- Instruction -
Look through the records that follow. Copy every line containing the word "Free".

- Material for the task -
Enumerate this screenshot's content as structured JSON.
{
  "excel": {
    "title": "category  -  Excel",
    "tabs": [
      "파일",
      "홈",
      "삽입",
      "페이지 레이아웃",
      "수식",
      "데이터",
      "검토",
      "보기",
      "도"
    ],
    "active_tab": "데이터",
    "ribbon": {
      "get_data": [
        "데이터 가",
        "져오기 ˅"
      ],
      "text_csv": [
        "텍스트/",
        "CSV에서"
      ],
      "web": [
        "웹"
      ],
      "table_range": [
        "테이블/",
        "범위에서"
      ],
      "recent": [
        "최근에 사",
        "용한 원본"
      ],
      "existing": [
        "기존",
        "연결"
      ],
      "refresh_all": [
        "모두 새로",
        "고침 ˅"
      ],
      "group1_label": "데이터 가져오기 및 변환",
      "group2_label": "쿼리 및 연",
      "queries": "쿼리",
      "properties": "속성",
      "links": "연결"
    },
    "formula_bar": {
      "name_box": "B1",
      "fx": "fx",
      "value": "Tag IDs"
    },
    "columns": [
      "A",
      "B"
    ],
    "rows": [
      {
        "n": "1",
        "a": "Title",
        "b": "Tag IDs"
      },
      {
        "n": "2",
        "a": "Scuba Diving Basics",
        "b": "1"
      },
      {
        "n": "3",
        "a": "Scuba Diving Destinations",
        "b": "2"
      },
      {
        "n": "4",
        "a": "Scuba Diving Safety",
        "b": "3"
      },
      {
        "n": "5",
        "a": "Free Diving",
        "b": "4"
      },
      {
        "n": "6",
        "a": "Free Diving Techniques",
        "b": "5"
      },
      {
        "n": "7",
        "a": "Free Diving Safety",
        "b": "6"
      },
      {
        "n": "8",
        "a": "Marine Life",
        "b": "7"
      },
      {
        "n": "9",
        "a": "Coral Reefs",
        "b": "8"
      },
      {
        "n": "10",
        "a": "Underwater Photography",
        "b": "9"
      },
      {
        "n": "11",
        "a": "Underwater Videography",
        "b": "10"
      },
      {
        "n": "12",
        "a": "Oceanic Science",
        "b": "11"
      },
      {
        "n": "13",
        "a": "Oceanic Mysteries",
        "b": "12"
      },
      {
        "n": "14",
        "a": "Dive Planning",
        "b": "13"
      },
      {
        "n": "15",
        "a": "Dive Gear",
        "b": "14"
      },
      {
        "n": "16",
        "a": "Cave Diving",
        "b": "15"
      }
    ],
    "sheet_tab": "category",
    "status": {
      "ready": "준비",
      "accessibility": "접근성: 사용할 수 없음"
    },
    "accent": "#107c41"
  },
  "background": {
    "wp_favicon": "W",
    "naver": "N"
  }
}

- Solution for this problem -
        "a": "Free Diving",
        "a": "Free Diving Techniques",
        "a": "Free Diving Safety",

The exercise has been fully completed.